**Fragmento elegido**
= = = = =

Mises dio conferencias en Argentina, y ahora plantea un tema que tanto nos serviría tener en cuenta: ¿qué es una moneda sana?

Con los alumnos de Historia del Pensamiento II (Escuela Austriaca) de la Universidad de Buenos Aires, (Económicas), vemos el artículo de Mises “Reconstrucción Monetaria”, donde comienza explicando el concepto de moneda sana. ¿Qué es una moneda sana? Aunque nadie dice que no deba serlo ya nadie persigue ese objetivo, que se relaciona con libertades civiles básicas. Así comienza:

“El principio de una moneda sana que guió las doctrinas y políticas monetarias del siglo XIX fue un producto de la economía política clásica. Constituyó una parte esencial del programa liberal, tal como lo desarrolló la filosofía social del siglo XVIII y lo difundieron los partidos políticos más influyentes de Europa y América durante el siglo siguiente.

= = = = =

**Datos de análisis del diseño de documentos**

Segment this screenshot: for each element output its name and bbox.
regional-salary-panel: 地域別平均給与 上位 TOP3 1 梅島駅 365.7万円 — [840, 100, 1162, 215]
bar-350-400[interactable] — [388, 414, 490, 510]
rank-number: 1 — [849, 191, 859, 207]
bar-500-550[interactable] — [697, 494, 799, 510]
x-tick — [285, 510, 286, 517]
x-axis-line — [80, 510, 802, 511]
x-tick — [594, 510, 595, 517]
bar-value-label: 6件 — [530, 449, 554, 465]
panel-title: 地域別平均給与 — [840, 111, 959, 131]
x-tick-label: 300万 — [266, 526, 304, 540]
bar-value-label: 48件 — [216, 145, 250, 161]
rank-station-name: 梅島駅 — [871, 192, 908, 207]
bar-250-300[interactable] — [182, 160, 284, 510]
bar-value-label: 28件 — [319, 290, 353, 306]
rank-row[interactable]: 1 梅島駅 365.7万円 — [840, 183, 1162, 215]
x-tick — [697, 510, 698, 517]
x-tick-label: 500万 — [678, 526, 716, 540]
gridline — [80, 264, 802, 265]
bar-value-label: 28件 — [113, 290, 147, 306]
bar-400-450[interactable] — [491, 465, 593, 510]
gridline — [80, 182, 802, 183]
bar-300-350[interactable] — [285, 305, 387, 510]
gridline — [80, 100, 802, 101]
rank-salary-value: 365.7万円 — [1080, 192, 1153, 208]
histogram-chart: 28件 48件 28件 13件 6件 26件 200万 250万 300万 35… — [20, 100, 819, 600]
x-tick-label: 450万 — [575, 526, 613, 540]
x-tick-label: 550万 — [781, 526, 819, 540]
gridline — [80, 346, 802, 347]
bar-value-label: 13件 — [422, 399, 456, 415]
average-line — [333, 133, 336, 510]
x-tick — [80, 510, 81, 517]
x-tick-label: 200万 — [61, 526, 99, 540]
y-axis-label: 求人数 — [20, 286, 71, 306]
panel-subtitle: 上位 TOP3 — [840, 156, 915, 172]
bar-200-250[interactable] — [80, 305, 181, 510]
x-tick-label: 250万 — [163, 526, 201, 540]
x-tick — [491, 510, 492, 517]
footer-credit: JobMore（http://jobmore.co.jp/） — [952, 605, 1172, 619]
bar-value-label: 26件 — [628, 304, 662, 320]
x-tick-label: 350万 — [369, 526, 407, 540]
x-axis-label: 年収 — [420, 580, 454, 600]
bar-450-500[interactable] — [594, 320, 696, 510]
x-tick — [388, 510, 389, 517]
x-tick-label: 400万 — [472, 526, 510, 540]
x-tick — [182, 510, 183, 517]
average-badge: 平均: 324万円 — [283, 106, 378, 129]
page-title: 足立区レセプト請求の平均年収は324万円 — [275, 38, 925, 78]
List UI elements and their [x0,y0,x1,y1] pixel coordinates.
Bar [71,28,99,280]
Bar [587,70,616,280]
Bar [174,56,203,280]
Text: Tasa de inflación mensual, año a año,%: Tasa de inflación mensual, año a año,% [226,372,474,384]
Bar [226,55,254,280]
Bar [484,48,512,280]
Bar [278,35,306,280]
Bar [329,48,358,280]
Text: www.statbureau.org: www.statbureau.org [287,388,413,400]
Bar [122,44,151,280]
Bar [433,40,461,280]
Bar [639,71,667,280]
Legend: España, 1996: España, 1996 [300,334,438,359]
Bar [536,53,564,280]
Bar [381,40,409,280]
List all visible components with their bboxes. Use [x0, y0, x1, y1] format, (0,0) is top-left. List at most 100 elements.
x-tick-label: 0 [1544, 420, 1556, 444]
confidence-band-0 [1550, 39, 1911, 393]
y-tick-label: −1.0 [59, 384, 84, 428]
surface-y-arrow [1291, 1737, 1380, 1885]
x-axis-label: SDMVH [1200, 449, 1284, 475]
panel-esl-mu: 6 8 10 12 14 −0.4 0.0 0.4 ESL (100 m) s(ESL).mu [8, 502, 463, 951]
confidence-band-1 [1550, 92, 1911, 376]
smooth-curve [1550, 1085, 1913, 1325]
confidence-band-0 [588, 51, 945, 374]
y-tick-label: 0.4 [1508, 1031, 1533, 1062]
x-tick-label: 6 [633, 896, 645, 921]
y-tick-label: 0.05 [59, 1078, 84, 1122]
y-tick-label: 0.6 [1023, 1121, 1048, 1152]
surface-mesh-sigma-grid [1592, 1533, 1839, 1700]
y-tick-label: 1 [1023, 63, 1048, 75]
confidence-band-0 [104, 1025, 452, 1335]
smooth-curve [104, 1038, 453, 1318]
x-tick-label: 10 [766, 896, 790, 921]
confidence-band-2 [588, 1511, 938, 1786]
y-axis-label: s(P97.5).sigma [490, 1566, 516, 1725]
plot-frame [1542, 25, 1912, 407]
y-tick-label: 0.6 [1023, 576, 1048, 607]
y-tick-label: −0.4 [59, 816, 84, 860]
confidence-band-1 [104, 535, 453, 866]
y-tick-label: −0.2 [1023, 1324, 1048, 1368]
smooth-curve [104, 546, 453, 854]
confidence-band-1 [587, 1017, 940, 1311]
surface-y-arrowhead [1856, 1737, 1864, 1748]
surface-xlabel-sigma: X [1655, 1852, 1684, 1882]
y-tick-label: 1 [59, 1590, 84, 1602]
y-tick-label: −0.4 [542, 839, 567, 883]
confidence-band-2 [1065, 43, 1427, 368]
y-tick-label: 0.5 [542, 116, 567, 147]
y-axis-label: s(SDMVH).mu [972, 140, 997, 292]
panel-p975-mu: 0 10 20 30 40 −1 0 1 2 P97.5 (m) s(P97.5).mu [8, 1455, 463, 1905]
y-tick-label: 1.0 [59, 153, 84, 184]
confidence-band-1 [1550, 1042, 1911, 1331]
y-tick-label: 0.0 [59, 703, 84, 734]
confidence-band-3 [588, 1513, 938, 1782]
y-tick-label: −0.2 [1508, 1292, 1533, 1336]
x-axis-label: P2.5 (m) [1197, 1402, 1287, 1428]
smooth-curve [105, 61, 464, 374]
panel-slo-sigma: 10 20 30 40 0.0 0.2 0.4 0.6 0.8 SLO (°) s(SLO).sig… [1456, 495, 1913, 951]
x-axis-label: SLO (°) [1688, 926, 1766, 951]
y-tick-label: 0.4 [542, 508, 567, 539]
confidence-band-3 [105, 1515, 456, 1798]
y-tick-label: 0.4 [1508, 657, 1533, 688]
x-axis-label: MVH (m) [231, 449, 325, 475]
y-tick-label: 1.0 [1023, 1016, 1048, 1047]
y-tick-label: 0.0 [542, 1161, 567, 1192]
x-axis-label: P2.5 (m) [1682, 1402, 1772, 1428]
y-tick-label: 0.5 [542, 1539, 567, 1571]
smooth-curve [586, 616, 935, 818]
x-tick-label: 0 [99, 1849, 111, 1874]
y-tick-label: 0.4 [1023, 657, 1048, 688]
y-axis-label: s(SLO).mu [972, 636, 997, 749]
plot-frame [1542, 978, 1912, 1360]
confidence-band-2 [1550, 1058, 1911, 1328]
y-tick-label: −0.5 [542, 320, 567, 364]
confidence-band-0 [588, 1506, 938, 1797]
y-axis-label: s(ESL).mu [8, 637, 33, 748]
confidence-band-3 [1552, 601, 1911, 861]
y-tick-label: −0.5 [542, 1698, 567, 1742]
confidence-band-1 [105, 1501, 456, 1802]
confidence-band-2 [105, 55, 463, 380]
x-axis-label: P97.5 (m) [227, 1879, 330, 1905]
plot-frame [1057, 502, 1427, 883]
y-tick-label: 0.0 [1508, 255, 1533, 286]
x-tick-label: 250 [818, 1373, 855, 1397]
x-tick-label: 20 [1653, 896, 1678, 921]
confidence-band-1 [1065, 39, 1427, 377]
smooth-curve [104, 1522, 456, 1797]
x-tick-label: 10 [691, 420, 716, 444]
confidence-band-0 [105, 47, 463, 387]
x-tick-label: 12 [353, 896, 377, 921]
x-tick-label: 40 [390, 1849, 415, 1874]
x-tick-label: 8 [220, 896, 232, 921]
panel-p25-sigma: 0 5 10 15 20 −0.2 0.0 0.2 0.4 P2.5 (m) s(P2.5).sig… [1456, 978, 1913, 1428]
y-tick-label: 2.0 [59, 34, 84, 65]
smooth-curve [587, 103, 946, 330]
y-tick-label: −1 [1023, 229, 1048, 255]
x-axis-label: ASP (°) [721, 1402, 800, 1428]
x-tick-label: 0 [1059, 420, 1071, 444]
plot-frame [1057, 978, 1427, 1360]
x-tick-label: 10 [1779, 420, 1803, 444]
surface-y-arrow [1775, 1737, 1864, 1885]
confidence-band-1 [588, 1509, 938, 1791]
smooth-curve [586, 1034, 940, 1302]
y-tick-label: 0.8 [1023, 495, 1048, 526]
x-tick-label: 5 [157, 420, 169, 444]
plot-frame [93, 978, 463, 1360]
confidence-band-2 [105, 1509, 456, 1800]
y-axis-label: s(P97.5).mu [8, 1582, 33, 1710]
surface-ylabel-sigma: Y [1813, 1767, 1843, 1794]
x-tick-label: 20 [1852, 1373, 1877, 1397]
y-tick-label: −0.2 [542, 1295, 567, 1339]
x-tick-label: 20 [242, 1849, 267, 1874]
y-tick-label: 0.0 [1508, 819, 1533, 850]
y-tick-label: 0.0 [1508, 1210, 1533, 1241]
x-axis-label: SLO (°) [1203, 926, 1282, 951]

= = = = =

**Qué hacer**
Del fragmento sobre la moneda sana, vuelve a escribir desde "Mises dio conferencias" hasta "el siglo siguiente." y sustituye "moneda sana" por "moneda estable".

**Respuesta**
Mises dio conferencias en Argentina, y ahora plantea un tema que tanto nos serviría tener en cuenta: ¿qué es una moneda estable?

Con los alumnos de Historia del Pensamiento II (Escuela Austriaca) de la Universidad de Buenos Aires, (Económicas), vemos el artículo de Mises “Reconstrucción Monetaria”, donde comienza explicando el concepto de moneda estable. ¿Qué es una moneda estable? Aunque nadie dice que no deba serlo ya nadie persigue ese objetivo, que se relaciona con libertades civiles básicas. Así comienza:

“El principio de una moneda estable que guió las doctrinas y políticas monetarias del siglo XIX fue un producto de la economía política clásica. Constituyó una parte esencial del programa liberal, tal como lo desarrolló la filosofía social del siglo XVIII y lo difundieron los partidos políticos más influyentes de Europa y América durante el siglo siguiente.